(Source records)

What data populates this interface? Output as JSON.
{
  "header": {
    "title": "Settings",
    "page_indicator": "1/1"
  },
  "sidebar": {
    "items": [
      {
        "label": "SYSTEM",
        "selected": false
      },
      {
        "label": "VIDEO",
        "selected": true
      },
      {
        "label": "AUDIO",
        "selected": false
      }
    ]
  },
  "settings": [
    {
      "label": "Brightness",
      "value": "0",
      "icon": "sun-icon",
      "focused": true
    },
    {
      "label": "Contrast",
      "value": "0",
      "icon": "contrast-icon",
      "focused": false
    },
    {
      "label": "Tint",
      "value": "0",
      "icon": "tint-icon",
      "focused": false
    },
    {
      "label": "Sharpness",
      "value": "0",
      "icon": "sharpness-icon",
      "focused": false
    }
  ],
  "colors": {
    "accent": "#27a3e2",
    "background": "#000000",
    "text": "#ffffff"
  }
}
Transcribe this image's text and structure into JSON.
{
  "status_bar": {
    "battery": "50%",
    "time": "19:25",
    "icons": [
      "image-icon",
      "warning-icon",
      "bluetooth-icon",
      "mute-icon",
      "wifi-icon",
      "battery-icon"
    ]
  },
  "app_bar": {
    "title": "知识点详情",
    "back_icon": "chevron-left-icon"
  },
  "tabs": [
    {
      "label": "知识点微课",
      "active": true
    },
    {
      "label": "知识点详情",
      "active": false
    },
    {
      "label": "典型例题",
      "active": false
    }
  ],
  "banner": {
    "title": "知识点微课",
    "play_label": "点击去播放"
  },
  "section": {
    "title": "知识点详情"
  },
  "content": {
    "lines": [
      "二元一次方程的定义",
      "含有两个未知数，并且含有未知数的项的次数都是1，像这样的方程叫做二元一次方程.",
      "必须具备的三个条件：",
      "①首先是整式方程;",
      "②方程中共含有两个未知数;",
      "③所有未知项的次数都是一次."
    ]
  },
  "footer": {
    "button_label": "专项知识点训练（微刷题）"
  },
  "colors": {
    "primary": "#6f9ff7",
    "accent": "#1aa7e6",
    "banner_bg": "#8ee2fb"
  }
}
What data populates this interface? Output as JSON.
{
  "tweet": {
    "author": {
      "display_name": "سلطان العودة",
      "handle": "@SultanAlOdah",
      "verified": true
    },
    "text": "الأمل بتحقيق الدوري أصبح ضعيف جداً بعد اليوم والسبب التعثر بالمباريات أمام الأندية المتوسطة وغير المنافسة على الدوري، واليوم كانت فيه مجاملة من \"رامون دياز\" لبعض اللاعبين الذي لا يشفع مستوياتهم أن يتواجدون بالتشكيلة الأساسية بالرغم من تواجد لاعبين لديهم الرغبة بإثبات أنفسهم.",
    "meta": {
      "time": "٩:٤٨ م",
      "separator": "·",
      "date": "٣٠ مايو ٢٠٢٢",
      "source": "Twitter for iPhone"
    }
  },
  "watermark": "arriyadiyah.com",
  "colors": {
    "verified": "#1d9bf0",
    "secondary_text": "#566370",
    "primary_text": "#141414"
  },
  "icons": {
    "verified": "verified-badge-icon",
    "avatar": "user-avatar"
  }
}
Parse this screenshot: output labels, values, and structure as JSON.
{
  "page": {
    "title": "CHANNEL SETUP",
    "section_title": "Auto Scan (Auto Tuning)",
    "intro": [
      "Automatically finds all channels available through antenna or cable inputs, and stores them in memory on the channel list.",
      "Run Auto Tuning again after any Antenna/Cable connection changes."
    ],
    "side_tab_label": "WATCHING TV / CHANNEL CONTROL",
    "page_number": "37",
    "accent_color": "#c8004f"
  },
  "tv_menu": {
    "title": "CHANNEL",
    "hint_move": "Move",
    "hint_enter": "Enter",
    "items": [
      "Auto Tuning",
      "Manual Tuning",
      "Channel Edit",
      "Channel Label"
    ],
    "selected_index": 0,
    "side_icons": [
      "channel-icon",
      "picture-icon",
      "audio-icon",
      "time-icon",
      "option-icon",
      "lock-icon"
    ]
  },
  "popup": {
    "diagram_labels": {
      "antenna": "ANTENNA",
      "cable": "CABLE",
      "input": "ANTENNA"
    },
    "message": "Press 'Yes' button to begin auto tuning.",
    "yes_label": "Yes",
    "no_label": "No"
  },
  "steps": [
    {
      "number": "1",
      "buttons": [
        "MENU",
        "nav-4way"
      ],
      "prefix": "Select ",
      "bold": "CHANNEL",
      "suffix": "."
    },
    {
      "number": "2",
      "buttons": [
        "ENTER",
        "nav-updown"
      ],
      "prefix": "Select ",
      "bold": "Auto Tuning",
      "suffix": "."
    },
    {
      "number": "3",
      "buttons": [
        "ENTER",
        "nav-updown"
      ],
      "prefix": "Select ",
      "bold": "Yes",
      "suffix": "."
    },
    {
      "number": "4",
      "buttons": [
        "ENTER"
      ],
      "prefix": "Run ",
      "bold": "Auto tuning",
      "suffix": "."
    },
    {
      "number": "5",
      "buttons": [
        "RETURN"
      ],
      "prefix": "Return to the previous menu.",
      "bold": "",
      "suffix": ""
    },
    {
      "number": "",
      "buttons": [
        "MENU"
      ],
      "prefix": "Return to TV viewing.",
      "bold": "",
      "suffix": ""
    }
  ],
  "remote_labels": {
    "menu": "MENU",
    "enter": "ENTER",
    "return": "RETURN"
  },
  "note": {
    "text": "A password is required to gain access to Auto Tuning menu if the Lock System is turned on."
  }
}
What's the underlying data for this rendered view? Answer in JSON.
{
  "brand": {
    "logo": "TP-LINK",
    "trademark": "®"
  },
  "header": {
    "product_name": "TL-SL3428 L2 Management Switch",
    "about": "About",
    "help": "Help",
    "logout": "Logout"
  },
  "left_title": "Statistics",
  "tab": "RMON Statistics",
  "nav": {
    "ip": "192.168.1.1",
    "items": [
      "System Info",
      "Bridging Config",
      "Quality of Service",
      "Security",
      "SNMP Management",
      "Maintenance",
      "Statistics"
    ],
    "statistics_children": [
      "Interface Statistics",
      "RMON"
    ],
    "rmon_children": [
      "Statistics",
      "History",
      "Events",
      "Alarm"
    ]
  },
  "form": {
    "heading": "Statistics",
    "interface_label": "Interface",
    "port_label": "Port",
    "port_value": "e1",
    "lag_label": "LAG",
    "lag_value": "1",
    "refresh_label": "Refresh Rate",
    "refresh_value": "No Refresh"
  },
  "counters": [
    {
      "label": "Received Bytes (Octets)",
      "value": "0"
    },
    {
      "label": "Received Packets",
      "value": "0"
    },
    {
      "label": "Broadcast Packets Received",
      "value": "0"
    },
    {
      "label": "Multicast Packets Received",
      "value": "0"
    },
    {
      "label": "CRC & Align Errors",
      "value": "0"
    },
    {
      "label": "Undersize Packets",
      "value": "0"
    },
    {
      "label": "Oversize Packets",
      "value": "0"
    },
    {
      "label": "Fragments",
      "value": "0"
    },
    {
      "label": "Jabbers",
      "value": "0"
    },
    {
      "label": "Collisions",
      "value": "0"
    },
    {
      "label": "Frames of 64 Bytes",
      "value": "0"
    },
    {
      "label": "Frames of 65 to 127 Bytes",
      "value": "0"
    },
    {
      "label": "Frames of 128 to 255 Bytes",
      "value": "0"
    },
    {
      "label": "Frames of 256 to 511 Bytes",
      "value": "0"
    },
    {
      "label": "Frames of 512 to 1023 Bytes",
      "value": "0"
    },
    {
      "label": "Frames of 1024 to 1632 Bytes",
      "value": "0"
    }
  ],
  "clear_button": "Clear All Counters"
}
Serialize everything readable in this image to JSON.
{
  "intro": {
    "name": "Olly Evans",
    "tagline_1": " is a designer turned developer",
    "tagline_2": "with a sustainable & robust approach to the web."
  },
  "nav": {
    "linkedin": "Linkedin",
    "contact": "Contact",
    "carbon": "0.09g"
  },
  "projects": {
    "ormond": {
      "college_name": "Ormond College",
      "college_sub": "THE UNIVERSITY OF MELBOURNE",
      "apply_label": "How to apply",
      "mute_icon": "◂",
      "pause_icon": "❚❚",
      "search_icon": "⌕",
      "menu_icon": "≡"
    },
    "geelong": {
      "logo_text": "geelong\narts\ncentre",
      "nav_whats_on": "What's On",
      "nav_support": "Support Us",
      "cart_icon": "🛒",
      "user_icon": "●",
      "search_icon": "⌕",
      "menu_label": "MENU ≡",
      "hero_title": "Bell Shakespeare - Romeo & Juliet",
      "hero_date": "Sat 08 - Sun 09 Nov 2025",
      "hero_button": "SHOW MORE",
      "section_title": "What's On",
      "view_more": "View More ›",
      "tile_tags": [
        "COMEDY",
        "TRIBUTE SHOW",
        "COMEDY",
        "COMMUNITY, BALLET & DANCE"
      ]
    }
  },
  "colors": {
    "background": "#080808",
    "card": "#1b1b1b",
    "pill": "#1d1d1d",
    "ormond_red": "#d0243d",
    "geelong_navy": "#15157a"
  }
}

__Job__
In the listing above, how many lines include the word "JSON"? Answer with the number and nothing more.

__Complete answer__
6